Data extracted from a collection
* Start *

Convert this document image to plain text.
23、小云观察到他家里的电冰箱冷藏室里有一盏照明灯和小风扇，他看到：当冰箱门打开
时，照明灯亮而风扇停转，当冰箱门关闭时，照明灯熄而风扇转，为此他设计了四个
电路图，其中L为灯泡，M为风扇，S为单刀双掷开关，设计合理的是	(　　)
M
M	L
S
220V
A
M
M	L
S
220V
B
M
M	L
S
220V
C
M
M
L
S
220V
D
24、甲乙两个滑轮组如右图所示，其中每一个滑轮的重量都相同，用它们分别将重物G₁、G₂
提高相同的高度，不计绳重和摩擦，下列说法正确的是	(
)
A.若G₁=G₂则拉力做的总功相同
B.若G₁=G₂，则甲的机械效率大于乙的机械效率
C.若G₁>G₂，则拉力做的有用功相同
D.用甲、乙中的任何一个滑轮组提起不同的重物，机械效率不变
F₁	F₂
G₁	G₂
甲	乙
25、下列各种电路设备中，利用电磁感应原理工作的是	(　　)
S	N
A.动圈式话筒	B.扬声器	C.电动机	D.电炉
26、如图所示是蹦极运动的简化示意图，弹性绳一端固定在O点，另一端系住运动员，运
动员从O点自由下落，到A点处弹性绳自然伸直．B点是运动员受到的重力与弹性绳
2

* End *

Your goal: Repeat each record in full; every line must match exactly.

Solution to the exercise:
Convert this document image to plain text.
23、小云观察到他家里的电冰箱冷藏室里有一盏照明灯和小风扇，他看到：当冰箱门打开
时，照明灯亮而风扇停转，当冰箱门关闭时，照明灯熄而风扇转，为此他设计了四个
电路图，其中L为灯泡，M为风扇，S为单刀双掷开关，设计合理的是	(　　)
M
M	L
S
220V
A
M
M	L
S
220V
B
M
M	L
S
220V
C
M
M
L
S
220V
D
24、甲乙两个滑轮组如右图所示，其中每一个滑轮的重量都相同，用它们分别将重物G₁、G₂
提高相同的高度，不计绳重和摩擦，下列说法正确的是	(
)
A.若G₁=G₂则拉力做的总功相同
B.若G₁=G₂，则甲的机械效率大于乙的机械效率
C.若G₁>G₂，则拉力做的有用功相同
D.用甲、乙中的任何一个滑轮组提起不同的重物，机械效率不变
F₁	F₂
G₁	G₂
甲	乙
25、下列各种电路设备中，利用电磁感应原理工作的是	(　　)
S	N
A.动圈式话筒	B.扬声器	C.电动机	D.电炉
26、如图所示是蹦极运动的简化示意图，弹性绳一端固定在O点，另一端系住运动员，运
动员从O点自由下落，到A点处弹性绳自然伸直．B点是运动员受到的重力与弹性绳
2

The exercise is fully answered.